— start of Extracted material —

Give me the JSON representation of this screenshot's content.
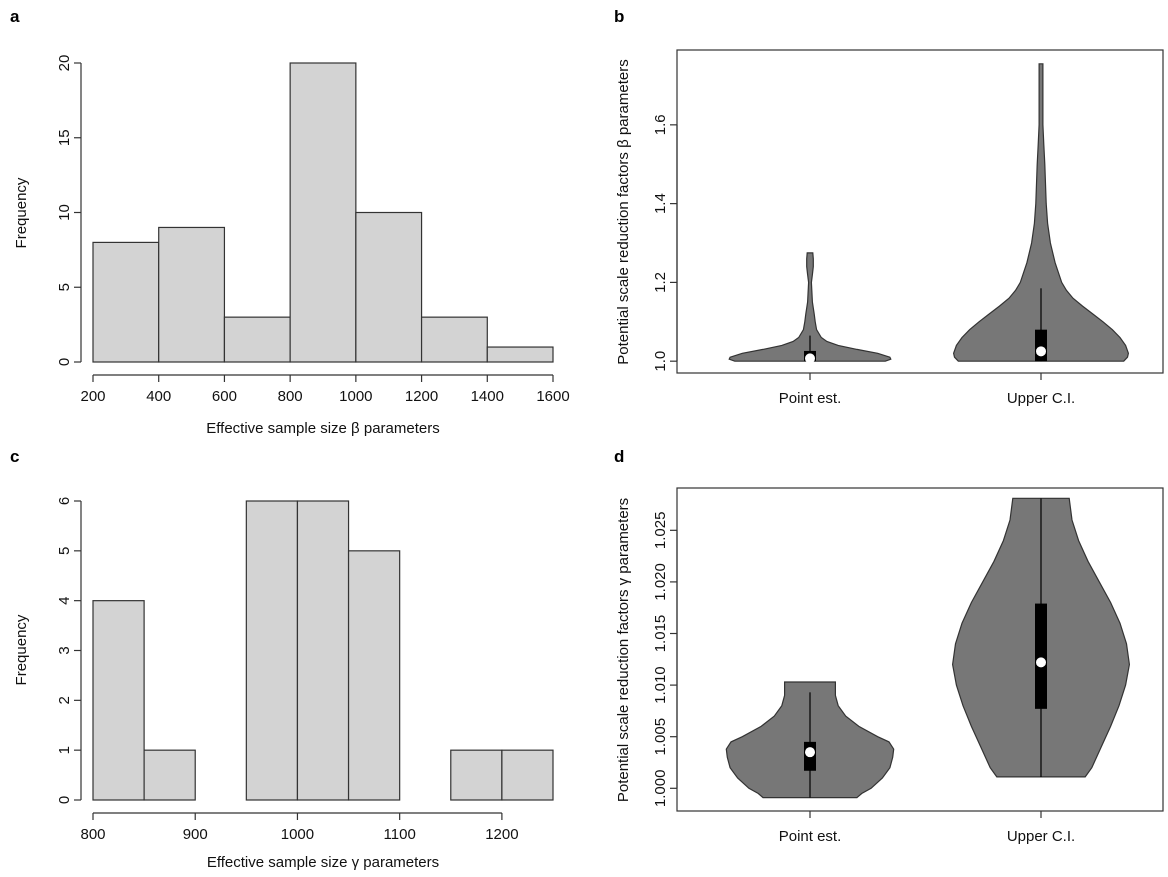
{
  "colors": {
    "hist_fill": "#d3d3d3",
    "violin_fill": "#777777",
    "line": "#333333",
    "median_dot": "#ffffff",
    "box": "#000000"
  },
  "chart_data": [
    {
      "panel": "a",
      "type": "bar",
      "bins": [
        [
          200,
          400
        ],
        [
          400,
          600
        ],
        [
          600,
          800
        ],
        [
          800,
          1000
        ],
        [
          1000,
          1200
        ],
        [
          1200,
          1400
        ],
        [
          1400,
          1600
        ]
      ],
      "values": [
        8,
        9,
        3,
        20,
        10,
        3,
        1
      ],
      "xlabel": "Effective sample size β parameters",
      "ylabel": "Frequency",
      "xticks": [
        200,
        400,
        600,
        800,
        1000,
        1200,
        1400,
        1600
      ],
      "yticks": [
        0,
        5,
        10,
        15,
        20
      ],
      "xlim": [
        200,
        1600
      ],
      "ylim": [
        0,
        20
      ]
    },
    {
      "panel": "b",
      "type": "violin",
      "categories": [
        "Point est.",
        "Upper C.I."
      ],
      "ylabel": "Potential scale reduction factors β parameters",
      "yticks": [
        1.0,
        1.2,
        1.4,
        1.6
      ],
      "ytick_labels": [
        "1.0",
        "1.2",
        "1.4",
        "1.6"
      ],
      "ylim": [
        0.97,
        1.79
      ],
      "violins": [
        {
          "name": "Point est.",
          "min": 1.0,
          "max": 1.275,
          "q1": 1.0,
          "median": 1.007,
          "q3": 1.026,
          "whisker_high": 1.065,
          "profile": [
            [
              1.0,
              0.8
            ],
            [
              1.005,
              0.86
            ],
            [
              1.01,
              0.85
            ],
            [
              1.02,
              0.72
            ],
            [
              1.03,
              0.5
            ],
            [
              1.04,
              0.3
            ],
            [
              1.05,
              0.18
            ],
            [
              1.06,
              0.12
            ],
            [
              1.08,
              0.07
            ],
            [
              1.1,
              0.055
            ],
            [
              1.12,
              0.045
            ],
            [
              1.15,
              0.025
            ],
            [
              1.2,
              0.015
            ],
            [
              1.22,
              0.025
            ],
            [
              1.24,
              0.035
            ],
            [
              1.26,
              0.035
            ],
            [
              1.275,
              0.03
            ]
          ]
        },
        {
          "name": "Upper C.I.",
          "min": 1.0,
          "max": 1.755,
          "q1": 1.0,
          "median": 1.025,
          "q3": 1.08,
          "whisker_high": 1.185,
          "profile": [
            [
              1.0,
              0.88
            ],
            [
              1.01,
              0.92
            ],
            [
              1.02,
              0.93
            ],
            [
              1.04,
              0.9
            ],
            [
              1.06,
              0.84
            ],
            [
              1.08,
              0.76
            ],
            [
              1.1,
              0.66
            ],
            [
              1.12,
              0.55
            ],
            [
              1.14,
              0.44
            ],
            [
              1.16,
              0.34
            ],
            [
              1.18,
              0.27
            ],
            [
              1.2,
              0.22
            ],
            [
              1.25,
              0.15
            ],
            [
              1.3,
              0.1
            ],
            [
              1.35,
              0.07
            ],
            [
              1.4,
              0.055
            ],
            [
              1.5,
              0.04
            ],
            [
              1.55,
              0.03
            ],
            [
              1.6,
              0.02
            ],
            [
              1.65,
              0.02
            ],
            [
              1.7,
              0.02
            ],
            [
              1.755,
              0.02
            ]
          ]
        }
      ]
    },
    {
      "panel": "c",
      "type": "bar",
      "bins": [
        [
          800,
          850
        ],
        [
          850,
          900
        ],
        [
          900,
          950
        ],
        [
          950,
          1000
        ],
        [
          1000,
          1050
        ],
        [
          1050,
          1100
        ],
        [
          1100,
          1150
        ],
        [
          1150,
          1200
        ],
        [
          1200,
          1250
        ]
      ],
      "values": [
        4,
        1,
        0,
        6,
        6,
        5,
        0,
        1,
        1
      ],
      "xlabel": "Effective sample size γ parameters",
      "ylabel": "Frequency",
      "xticks": [
        800,
        900,
        1000,
        1100,
        1200
      ],
      "yticks": [
        0,
        1,
        2,
        3,
        4,
        5,
        6
      ],
      "xlim": [
        800,
        1250
      ],
      "ylim": [
        0,
        6
      ]
    },
    {
      "panel": "d",
      "type": "violin",
      "categories": [
        "Point est.",
        "Upper C.I."
      ],
      "ylabel": "Potential scale reduction factors γ parameters",
      "yticks": [
        1.0,
        1.005,
        1.01,
        1.015,
        1.02,
        1.025
      ],
      "ytick_labels": [
        "1.000",
        "1.005",
        "1.010",
        "1.015",
        "1.020",
        "1.025"
      ],
      "ylim": [
        0.9978,
        1.0291
      ],
      "violins": [
        {
          "name": "Point est.",
          "min": 0.9991,
          "max": 1.0103,
          "q1": 1.0017,
          "median": 1.0035,
          "q3": 1.0045,
          "whisker_high": 1.0093,
          "profile": [
            [
              0.9991,
              0.5
            ],
            [
              0.9995,
              0.55
            ],
            [
              1.0,
              0.65
            ],
            [
              1.001,
              0.77
            ],
            [
              1.002,
              0.85
            ],
            [
              1.003,
              0.88
            ],
            [
              1.0038,
              0.89
            ],
            [
              1.0045,
              0.84
            ],
            [
              1.005,
              0.72
            ],
            [
              1.006,
              0.52
            ],
            [
              1.007,
              0.38
            ],
            [
              1.008,
              0.3
            ],
            [
              1.009,
              0.27
            ],
            [
              1.01,
              0.27
            ],
            [
              1.0103,
              0.27
            ]
          ]
        },
        {
          "name": "Upper C.I.",
          "min": 1.0011,
          "max": 1.0281,
          "q1": 1.0077,
          "median": 1.0122,
          "q3": 1.0179,
          "whisker_high": 1.0281,
          "profile": [
            [
              1.0011,
              0.47
            ],
            [
              1.002,
              0.54
            ],
            [
              1.004,
              0.64
            ],
            [
              1.006,
              0.74
            ],
            [
              1.008,
              0.83
            ],
            [
              1.01,
              0.9
            ],
            [
              1.012,
              0.94
            ],
            [
              1.014,
              0.91
            ],
            [
              1.016,
              0.84
            ],
            [
              1.018,
              0.74
            ],
            [
              1.02,
              0.62
            ],
            [
              1.022,
              0.5
            ],
            [
              1.024,
              0.4
            ],
            [
              1.026,
              0.33
            ],
            [
              1.0281,
              0.3
            ]
          ]
        }
      ]
    }
  ]
}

— end of Extracted material —

§ Given exercise
Pull out each line containing the word "scale" and copy it.

§ Task output
      "ylabel": "Potential scale reduction factors β parameters",
      "ylabel": "Potential scale reduction factors γ parameters",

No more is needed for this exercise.